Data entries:
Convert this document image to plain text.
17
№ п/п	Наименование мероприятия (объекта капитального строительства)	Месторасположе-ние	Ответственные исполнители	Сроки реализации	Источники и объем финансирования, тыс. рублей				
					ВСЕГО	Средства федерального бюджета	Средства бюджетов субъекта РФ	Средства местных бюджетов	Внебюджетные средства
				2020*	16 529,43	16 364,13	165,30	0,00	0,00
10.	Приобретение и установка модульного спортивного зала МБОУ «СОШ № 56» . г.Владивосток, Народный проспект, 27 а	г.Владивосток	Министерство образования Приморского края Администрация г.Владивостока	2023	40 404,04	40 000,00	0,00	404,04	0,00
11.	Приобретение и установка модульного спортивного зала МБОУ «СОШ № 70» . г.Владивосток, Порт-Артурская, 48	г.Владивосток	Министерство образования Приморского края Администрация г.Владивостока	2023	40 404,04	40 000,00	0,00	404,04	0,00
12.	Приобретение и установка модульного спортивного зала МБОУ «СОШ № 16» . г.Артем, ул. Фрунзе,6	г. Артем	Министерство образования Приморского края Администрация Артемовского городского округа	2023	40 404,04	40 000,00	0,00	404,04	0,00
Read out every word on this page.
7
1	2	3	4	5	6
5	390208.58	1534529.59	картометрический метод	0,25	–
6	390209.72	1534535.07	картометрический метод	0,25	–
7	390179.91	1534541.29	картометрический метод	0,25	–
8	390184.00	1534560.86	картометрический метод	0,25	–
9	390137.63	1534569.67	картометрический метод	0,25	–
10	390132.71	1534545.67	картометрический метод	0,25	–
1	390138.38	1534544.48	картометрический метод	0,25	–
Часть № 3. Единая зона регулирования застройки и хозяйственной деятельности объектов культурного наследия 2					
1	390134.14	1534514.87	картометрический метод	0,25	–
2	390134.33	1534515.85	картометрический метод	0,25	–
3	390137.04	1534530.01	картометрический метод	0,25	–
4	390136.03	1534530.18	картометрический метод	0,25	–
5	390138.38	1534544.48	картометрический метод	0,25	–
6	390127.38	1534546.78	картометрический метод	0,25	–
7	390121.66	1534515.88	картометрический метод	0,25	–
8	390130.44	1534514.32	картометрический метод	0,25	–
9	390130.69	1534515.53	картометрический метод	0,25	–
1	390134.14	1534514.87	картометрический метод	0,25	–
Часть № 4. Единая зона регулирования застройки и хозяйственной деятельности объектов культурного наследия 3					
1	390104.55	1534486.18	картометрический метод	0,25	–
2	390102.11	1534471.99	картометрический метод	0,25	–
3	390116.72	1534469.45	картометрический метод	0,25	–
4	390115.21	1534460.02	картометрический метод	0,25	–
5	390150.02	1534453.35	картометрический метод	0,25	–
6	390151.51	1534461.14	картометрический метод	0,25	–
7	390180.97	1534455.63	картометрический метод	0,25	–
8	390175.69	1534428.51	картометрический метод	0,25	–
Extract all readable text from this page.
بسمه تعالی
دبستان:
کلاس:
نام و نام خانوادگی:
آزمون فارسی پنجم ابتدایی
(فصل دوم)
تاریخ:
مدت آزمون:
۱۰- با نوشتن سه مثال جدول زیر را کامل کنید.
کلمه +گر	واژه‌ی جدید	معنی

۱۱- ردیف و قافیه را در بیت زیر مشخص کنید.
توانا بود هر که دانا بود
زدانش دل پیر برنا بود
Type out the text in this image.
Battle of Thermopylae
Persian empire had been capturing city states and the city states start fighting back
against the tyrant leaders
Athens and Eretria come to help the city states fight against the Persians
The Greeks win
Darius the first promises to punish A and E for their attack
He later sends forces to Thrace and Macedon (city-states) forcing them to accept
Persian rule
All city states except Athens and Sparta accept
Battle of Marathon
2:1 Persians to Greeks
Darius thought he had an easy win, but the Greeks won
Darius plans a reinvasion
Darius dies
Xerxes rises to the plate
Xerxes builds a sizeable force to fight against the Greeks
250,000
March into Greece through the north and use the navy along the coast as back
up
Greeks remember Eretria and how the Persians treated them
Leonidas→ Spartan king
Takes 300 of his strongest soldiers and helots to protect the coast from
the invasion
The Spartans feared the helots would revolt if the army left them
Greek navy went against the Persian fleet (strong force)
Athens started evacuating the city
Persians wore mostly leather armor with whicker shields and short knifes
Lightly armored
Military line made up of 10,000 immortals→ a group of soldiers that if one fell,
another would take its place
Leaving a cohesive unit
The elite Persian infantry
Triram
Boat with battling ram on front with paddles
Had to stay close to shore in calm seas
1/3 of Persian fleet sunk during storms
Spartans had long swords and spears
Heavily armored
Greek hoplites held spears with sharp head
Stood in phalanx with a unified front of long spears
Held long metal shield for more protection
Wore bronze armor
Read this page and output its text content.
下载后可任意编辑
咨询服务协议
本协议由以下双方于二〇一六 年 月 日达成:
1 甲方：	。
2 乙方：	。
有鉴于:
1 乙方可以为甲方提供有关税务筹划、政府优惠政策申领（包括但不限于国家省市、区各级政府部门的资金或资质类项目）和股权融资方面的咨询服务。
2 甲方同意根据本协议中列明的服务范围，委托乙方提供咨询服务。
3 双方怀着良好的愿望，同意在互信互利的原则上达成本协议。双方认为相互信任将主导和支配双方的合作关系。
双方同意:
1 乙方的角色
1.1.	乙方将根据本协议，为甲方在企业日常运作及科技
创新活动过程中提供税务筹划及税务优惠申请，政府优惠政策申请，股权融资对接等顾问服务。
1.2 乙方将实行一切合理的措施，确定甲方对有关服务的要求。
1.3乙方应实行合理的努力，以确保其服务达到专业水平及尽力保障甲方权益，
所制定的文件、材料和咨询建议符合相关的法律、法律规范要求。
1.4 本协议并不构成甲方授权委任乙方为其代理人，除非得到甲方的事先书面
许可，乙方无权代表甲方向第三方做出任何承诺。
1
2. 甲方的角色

> **What is required**: Copy each line exactly, from the line containing "Read this page and output its text content." down to the last line of the material, and no other lines.

> **Result for this task**:
Read this page and output its text content.
下载后可任意编辑
咨询服务协议
本协议由以下双方于二〇一六 年 月 日达成:
1 甲方：	。
2 乙方：	。
有鉴于:
1 乙方可以为甲方提供有关税务筹划、政府优惠政策申领（包括但不限于国家省市、区各级政府部门的资金或资质类项目）和股权融资方面的咨询服务。
2 甲方同意根据本协议中列明的服务范围，委托乙方提供咨询服务。
3 双方怀着良好的愿望，同意在互信互利的原则上达成本协议。双方认为相互信任将主导和支配双方的合作关系。
双方同意:
1 乙方的角色
1.1.	乙方将根据本协议，为甲方在企业日常运作及科技
创新活动过程中提供税务筹划及税务优惠申请，政府优惠政策申请，股权融资对接等顾问服务。
1.2 乙方将实行一切合理的措施，确定甲方对有关服务的要求。
1.3乙方应实行合理的努力，以确保其服务达到专业水平及尽力保障甲方权益，
所制定的文件、材料和咨询建议符合相关的法律、法律规范要求。
1.4 本协议并不构成甲方授权委任乙方为其代理人，除非得到甲方的事先书面
许可，乙方无权代表甲方向第三方做出任何承诺。
1
2. 甲方的角色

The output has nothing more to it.